• **INSTRUCTIONS FOR THE TASK**
Which lines hold the word "értelmi"? Copy each of them.
--- start INPUT MATERIAL ---
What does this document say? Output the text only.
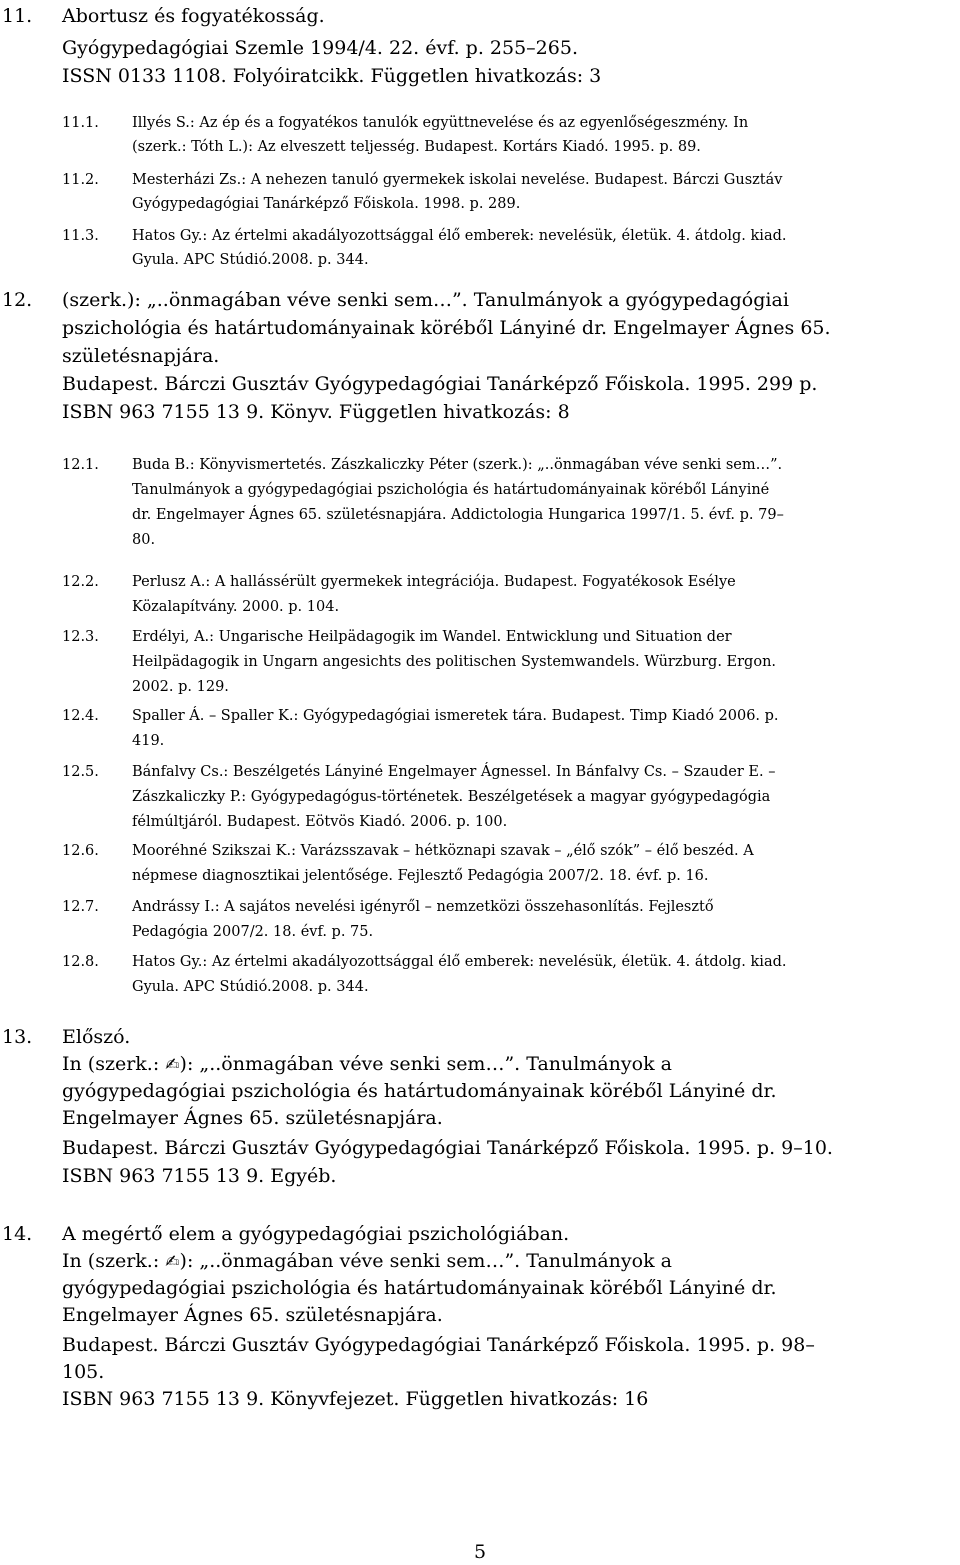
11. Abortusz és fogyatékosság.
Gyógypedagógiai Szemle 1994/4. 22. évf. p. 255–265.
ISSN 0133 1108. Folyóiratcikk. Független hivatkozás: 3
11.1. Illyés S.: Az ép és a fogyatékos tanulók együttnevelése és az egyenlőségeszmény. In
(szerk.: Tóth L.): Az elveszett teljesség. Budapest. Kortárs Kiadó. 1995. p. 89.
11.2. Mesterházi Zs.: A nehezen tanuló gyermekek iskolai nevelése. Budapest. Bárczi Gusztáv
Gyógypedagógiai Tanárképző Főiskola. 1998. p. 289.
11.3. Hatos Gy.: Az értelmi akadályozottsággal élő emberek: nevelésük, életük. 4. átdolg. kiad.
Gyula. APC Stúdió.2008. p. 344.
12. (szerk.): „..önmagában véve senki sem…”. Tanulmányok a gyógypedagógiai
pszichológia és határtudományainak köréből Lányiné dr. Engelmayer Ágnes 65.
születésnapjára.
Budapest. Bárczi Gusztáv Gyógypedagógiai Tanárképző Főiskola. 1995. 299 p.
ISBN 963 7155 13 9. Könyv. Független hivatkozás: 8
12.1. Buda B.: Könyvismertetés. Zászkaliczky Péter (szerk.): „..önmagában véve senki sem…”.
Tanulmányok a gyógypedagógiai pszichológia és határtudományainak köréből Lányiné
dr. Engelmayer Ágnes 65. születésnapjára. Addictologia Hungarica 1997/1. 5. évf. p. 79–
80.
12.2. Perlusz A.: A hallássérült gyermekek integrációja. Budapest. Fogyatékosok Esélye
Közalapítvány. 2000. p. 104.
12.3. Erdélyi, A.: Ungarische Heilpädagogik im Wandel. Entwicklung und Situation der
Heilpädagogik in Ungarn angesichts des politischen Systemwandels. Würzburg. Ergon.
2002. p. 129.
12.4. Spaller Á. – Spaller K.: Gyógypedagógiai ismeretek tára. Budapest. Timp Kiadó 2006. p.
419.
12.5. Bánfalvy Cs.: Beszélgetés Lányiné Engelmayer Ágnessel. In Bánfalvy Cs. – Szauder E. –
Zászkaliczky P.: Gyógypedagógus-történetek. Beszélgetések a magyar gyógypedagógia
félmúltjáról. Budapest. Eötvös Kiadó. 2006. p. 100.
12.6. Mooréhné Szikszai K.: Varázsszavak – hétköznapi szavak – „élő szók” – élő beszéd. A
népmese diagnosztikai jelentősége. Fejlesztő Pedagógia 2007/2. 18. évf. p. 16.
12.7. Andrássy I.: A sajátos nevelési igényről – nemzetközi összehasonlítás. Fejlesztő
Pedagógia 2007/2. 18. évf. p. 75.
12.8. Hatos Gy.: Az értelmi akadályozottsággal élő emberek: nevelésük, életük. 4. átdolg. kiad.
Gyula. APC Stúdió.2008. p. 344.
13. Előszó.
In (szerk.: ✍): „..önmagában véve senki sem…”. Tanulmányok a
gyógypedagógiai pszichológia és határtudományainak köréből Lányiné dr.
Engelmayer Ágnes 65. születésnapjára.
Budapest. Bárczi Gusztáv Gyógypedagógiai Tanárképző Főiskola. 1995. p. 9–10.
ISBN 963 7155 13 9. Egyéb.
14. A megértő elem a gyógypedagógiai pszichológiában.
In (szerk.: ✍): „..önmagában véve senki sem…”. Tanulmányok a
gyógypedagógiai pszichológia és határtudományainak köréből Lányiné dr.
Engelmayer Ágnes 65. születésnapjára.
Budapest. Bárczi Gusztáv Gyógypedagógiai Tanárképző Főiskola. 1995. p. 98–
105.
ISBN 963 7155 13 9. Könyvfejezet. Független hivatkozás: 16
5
--- end INPUT MATERIAL ---
--- start INPUT MATERIAL ---
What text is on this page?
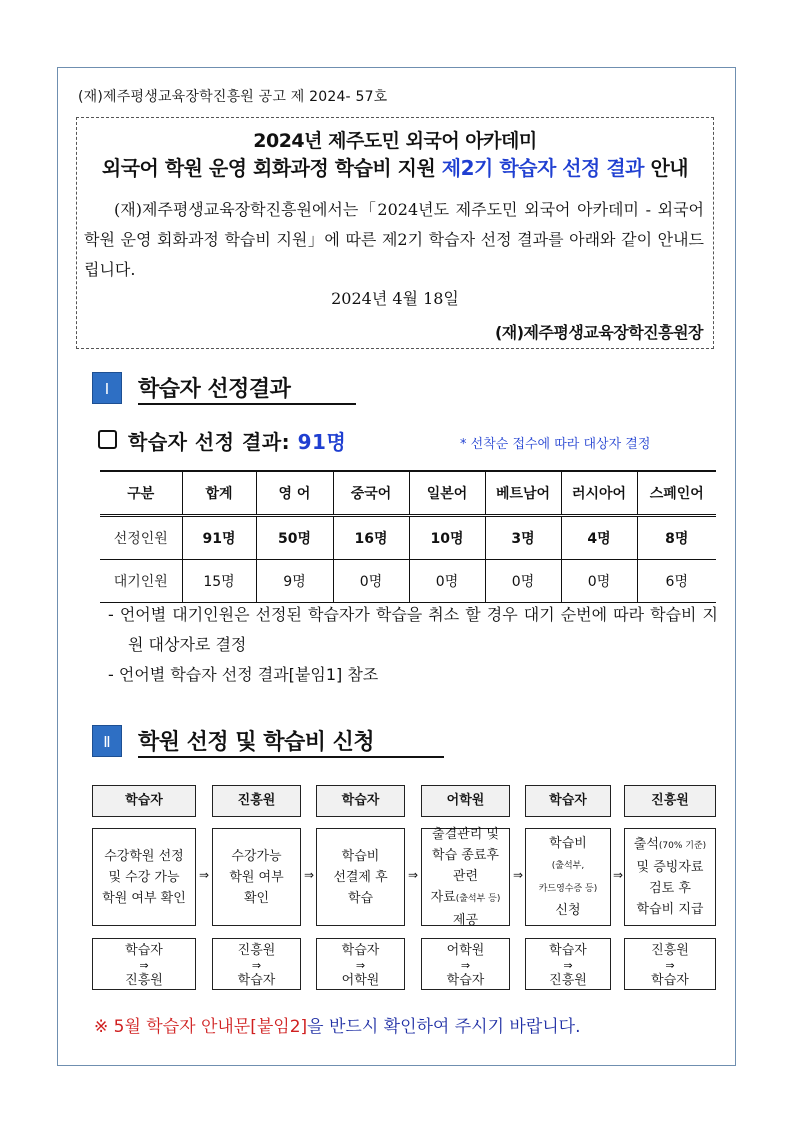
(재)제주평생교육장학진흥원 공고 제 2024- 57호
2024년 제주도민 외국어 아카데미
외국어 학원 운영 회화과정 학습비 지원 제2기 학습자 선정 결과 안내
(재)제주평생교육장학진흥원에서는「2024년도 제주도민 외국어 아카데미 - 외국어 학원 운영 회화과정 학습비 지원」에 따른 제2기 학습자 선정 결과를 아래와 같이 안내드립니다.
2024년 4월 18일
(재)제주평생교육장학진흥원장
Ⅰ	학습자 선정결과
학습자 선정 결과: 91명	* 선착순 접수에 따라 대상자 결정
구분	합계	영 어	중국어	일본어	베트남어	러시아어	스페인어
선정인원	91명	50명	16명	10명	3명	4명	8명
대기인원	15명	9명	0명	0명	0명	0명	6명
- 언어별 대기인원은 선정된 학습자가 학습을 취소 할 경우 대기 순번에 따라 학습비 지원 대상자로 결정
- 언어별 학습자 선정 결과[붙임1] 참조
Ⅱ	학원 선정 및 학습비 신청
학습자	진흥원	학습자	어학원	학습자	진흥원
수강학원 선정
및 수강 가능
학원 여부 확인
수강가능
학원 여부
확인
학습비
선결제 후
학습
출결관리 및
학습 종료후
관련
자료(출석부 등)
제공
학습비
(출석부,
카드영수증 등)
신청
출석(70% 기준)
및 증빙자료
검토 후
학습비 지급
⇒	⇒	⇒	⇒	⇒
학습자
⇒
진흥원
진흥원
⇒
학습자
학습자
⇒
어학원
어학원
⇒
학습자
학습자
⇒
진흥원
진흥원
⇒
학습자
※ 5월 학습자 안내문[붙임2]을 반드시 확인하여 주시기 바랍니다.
--- end INPUT MATERIAL ---
--- start INPUT MATERIAL ---
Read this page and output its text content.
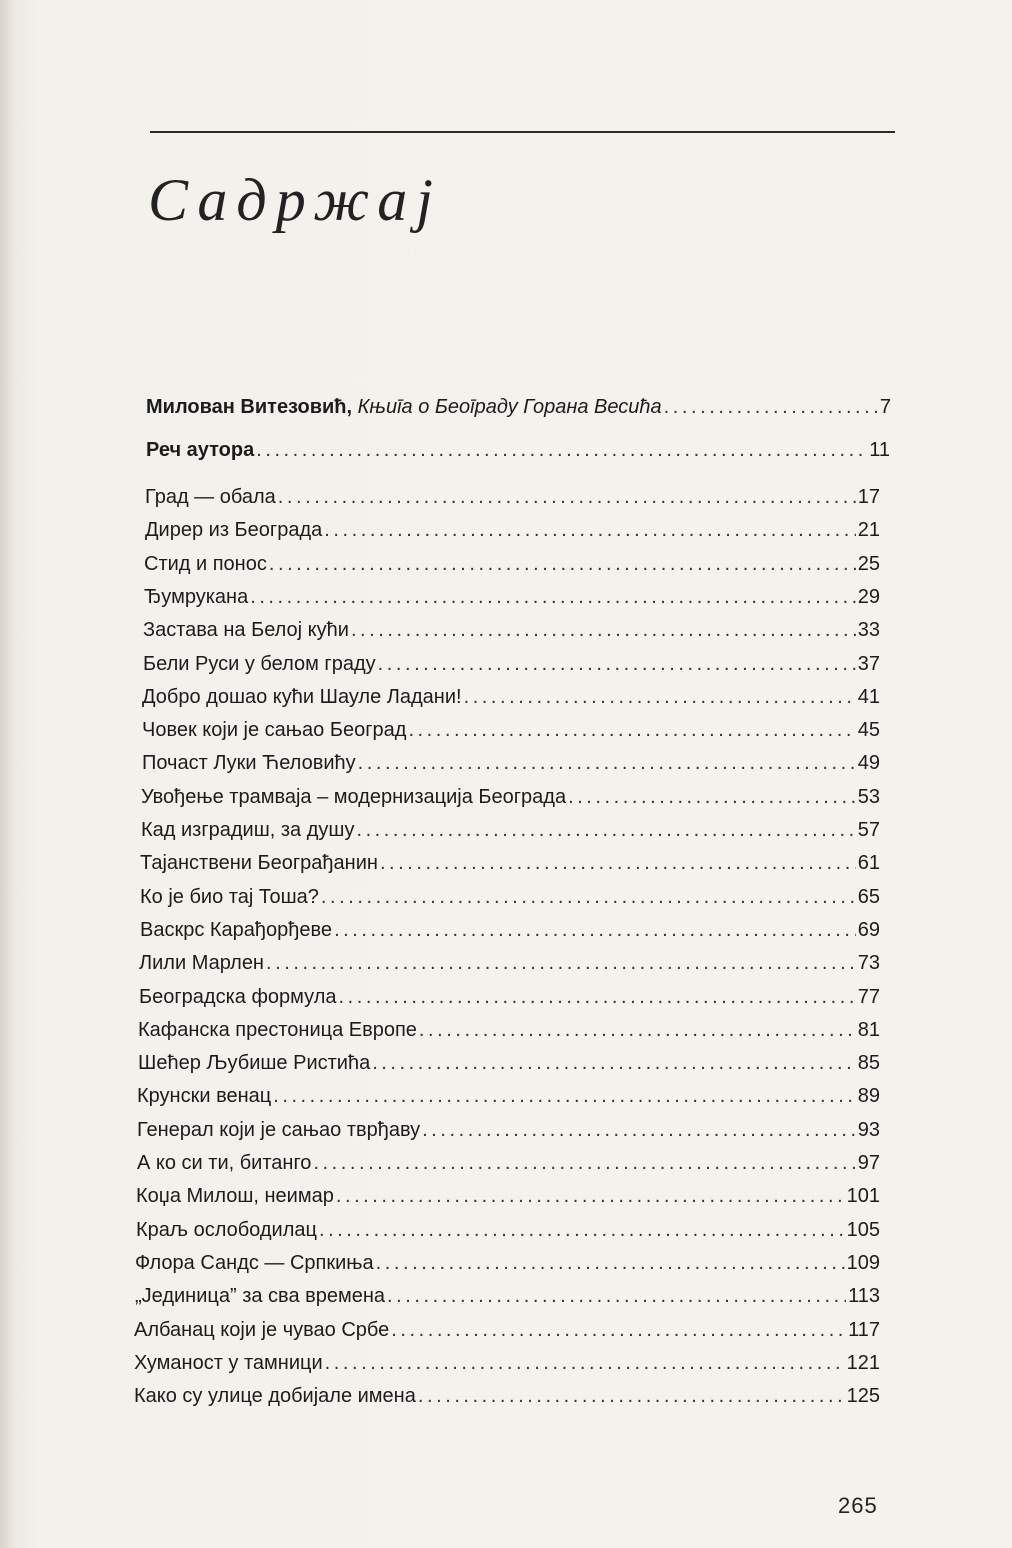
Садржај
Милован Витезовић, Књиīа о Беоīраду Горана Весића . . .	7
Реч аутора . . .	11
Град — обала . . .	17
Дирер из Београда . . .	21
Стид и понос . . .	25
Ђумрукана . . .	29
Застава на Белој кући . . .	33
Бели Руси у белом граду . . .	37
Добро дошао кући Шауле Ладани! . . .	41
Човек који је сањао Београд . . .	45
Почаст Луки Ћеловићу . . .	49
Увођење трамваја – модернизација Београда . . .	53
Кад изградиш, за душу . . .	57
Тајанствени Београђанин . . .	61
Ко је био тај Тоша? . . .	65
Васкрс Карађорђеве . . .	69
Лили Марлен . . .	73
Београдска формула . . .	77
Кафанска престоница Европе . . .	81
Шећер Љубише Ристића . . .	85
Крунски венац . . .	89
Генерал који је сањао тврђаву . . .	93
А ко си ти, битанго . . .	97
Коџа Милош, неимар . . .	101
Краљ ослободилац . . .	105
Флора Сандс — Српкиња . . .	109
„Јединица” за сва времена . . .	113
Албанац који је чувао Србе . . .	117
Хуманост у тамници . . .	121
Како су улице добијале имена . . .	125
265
--- end INPUT MATERIAL ---
• **PROBLEM SOLUTION**
11.3. Hatos Gy.: Az értelmi akadályozottsággal élő emberek: nevelésük, életük. 4. átdolg. kiad.
12.8. Hatos Gy.: Az értelmi akadályozottsággal élő emberek: nevelésük, életük. 4. átdolg. kiad.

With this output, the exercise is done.